:: Records to process ::
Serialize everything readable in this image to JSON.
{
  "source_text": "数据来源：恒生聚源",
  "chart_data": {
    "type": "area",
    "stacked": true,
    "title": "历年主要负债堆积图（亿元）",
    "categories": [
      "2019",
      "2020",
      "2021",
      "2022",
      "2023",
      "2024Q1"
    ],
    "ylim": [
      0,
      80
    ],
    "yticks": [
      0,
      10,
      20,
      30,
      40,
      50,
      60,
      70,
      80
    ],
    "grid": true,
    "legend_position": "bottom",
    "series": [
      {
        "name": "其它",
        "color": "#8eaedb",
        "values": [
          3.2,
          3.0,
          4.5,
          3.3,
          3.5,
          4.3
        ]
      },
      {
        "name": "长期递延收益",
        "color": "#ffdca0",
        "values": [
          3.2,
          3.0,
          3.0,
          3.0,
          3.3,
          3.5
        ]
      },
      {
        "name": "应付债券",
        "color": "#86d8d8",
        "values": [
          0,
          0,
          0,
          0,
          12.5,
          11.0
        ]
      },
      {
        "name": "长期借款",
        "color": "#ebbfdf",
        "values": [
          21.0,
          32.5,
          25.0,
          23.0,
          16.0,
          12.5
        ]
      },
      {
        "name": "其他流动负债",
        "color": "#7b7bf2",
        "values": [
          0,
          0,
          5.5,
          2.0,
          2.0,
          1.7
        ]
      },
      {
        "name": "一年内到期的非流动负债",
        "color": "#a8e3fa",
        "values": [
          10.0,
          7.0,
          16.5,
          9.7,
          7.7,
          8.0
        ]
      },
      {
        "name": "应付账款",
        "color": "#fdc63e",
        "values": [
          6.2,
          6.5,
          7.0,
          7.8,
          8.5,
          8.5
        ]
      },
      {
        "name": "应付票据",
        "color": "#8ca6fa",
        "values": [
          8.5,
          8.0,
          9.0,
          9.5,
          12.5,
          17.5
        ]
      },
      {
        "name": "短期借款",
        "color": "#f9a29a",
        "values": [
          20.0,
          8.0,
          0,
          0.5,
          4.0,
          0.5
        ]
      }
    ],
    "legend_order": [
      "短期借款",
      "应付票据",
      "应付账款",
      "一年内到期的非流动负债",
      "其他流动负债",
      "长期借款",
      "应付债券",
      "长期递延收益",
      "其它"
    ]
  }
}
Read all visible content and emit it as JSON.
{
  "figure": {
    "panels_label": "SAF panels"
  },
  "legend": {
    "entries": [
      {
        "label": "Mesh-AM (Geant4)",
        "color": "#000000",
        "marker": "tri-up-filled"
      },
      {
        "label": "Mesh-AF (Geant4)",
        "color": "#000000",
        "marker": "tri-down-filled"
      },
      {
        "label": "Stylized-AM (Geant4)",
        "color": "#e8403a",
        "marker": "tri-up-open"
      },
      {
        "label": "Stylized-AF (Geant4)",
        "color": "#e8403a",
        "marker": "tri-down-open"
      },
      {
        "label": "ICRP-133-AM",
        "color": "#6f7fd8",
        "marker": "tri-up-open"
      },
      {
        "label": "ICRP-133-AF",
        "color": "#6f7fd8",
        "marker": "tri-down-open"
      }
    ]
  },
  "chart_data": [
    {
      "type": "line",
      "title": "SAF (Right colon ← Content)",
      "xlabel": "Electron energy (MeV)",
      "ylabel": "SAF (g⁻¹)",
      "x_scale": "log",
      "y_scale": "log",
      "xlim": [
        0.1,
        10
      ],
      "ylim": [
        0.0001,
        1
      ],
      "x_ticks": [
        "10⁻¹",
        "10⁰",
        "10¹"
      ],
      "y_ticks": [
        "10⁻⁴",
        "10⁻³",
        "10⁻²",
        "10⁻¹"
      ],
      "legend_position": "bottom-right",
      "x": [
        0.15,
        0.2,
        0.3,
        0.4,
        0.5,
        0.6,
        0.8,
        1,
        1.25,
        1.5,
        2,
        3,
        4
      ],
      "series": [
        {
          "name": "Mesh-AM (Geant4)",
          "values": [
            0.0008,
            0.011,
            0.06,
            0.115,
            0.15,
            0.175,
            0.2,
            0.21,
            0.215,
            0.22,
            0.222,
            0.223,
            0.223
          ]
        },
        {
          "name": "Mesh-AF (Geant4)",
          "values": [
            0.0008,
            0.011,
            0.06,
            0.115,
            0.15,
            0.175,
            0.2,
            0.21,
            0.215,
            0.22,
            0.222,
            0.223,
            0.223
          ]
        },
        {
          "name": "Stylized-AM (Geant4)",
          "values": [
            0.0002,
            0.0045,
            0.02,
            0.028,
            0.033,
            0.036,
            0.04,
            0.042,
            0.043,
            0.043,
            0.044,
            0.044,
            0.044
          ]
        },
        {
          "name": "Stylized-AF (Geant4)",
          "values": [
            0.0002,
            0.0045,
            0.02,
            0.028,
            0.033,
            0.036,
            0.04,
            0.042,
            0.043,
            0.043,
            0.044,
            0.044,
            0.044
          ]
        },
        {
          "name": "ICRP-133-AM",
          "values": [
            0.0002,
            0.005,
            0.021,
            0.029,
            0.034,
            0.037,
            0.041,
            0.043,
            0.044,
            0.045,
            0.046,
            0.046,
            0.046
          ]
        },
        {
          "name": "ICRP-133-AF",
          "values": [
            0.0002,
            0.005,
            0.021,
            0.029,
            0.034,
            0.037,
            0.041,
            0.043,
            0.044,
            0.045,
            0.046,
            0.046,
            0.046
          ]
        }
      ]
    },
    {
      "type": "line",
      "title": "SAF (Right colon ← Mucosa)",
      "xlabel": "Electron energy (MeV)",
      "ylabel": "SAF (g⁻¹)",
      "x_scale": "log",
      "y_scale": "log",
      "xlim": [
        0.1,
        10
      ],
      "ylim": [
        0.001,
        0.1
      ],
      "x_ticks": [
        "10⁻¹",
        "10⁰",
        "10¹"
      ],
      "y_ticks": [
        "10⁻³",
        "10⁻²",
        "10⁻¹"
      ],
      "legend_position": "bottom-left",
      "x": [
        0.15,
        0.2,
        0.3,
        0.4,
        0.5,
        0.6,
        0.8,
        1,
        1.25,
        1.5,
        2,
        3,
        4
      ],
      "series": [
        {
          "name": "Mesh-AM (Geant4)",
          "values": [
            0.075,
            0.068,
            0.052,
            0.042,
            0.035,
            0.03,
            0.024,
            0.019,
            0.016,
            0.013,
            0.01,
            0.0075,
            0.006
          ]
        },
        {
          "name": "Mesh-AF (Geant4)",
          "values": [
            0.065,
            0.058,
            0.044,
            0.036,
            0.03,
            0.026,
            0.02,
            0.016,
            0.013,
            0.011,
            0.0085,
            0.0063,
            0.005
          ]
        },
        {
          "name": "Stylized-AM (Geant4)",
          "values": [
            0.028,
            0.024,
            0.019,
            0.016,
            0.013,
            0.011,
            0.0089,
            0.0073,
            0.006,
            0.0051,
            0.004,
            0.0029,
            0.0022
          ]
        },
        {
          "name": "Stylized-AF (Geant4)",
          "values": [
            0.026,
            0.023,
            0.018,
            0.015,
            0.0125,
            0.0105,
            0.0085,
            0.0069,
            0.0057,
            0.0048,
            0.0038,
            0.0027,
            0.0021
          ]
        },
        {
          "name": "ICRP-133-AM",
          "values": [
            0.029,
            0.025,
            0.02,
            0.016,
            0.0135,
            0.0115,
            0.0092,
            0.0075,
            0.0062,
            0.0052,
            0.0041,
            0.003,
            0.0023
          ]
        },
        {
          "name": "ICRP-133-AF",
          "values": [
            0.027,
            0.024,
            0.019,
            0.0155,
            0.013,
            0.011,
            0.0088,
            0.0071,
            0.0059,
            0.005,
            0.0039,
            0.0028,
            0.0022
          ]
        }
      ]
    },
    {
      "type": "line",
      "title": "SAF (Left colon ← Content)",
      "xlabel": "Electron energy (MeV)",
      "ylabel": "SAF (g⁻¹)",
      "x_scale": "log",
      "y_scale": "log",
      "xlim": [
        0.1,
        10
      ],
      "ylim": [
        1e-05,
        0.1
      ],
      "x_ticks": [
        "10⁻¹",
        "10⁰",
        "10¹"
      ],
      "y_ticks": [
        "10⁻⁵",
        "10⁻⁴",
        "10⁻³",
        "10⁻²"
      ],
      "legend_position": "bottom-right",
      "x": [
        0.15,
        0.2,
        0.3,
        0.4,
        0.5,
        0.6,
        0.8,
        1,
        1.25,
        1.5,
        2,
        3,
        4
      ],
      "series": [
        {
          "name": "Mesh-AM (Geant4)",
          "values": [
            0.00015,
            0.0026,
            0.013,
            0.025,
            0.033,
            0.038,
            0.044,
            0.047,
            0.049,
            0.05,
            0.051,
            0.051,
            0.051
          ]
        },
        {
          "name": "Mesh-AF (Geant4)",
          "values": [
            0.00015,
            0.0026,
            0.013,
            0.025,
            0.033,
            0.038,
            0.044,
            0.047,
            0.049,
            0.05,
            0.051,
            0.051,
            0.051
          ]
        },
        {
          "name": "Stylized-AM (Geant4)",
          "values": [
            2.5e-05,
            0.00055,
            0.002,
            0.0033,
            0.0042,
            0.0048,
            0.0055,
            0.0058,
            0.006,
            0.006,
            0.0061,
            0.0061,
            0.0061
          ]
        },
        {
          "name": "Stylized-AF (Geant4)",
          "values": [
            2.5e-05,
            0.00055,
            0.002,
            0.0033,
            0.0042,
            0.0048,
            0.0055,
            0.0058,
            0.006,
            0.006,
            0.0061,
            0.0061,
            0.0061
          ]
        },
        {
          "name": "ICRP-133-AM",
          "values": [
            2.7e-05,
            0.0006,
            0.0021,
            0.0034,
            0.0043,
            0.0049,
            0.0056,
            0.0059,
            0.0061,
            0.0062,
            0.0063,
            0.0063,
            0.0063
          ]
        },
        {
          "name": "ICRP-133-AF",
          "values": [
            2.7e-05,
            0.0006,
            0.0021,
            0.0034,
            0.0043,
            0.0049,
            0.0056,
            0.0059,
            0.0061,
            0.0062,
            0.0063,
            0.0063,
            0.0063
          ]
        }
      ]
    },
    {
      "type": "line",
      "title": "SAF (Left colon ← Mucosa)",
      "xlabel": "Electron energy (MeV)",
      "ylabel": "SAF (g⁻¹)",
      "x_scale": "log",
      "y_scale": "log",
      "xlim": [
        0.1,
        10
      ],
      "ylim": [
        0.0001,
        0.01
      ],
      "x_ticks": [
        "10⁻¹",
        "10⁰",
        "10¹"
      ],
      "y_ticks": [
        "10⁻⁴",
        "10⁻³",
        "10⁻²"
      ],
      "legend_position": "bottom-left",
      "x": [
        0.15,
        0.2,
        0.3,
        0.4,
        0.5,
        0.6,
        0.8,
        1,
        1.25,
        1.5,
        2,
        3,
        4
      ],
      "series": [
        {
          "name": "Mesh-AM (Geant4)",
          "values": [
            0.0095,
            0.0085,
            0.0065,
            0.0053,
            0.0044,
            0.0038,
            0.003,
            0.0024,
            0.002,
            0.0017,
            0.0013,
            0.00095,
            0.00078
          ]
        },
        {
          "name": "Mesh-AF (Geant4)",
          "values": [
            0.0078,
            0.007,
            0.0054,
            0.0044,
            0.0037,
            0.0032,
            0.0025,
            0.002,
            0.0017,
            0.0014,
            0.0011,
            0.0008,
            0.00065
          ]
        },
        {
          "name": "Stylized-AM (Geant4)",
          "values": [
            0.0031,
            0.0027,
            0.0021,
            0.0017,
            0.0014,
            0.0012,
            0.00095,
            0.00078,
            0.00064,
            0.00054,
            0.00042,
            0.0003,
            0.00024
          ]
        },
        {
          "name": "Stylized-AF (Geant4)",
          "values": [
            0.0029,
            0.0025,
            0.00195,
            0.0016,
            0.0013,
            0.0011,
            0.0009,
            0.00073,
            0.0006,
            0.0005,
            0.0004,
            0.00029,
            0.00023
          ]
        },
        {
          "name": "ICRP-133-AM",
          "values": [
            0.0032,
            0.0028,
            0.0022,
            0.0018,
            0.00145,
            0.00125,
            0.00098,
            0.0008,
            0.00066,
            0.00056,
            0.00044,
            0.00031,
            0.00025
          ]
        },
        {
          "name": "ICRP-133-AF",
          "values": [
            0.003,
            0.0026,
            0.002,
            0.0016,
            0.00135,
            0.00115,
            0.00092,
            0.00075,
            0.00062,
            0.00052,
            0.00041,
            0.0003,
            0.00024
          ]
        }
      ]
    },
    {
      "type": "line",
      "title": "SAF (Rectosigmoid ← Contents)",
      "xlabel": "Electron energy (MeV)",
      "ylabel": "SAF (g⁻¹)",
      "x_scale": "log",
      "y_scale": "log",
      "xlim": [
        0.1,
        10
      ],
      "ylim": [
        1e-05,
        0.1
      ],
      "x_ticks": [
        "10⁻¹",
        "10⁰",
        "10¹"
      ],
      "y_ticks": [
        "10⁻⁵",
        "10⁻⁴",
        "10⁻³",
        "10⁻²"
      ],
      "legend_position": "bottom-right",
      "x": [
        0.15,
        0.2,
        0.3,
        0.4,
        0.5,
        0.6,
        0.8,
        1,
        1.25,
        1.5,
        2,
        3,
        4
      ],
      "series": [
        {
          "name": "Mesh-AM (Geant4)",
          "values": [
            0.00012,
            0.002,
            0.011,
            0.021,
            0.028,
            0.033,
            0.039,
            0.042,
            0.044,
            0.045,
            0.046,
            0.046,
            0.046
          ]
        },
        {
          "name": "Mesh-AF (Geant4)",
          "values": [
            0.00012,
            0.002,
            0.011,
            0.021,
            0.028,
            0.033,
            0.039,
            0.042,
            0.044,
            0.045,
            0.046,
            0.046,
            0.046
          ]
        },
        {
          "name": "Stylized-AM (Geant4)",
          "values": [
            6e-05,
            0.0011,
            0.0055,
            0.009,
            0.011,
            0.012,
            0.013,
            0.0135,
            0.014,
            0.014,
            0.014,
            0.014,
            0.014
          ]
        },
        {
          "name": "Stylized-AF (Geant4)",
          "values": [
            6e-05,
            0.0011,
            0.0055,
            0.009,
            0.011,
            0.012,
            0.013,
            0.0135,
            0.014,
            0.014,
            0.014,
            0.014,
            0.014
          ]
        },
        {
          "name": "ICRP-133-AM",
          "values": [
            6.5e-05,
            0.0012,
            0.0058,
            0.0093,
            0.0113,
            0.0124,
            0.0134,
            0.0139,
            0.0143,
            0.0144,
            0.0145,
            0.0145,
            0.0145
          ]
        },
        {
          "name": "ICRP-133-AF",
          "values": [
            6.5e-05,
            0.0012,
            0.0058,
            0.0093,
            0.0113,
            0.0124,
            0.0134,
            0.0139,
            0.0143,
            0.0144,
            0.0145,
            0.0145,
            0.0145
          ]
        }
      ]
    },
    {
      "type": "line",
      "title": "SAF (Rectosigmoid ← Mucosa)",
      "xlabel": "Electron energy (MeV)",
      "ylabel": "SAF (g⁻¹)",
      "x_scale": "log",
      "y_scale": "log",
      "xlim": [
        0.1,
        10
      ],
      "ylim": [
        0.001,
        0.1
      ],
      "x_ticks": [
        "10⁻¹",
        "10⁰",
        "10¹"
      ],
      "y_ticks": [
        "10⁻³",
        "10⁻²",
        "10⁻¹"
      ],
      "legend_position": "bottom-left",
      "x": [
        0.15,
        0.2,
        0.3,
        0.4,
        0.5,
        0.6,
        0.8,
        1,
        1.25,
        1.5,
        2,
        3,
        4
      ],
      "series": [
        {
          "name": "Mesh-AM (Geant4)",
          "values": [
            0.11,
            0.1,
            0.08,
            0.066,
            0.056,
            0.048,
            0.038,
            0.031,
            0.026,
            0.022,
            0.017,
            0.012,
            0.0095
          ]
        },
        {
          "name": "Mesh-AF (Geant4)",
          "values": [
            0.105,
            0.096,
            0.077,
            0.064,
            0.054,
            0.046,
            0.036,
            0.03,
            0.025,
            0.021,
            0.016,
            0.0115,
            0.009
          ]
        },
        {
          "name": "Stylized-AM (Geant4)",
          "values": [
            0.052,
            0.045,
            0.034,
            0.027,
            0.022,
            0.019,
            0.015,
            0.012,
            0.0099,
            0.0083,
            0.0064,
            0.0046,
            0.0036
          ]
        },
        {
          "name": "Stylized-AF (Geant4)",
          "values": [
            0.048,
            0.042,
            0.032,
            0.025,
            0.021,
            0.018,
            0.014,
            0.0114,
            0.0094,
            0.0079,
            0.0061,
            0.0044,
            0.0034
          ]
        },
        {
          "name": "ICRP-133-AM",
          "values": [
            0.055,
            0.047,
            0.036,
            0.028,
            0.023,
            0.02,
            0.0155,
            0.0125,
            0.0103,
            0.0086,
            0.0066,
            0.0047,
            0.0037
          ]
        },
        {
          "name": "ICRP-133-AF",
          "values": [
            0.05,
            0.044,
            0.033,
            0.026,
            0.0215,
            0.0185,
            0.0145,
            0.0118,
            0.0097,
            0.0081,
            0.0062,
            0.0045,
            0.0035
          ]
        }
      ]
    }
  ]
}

:: Instructions for the task ::
Work out the count of lines containing the word "colon", then write only that count.

:: Exercise output ::
4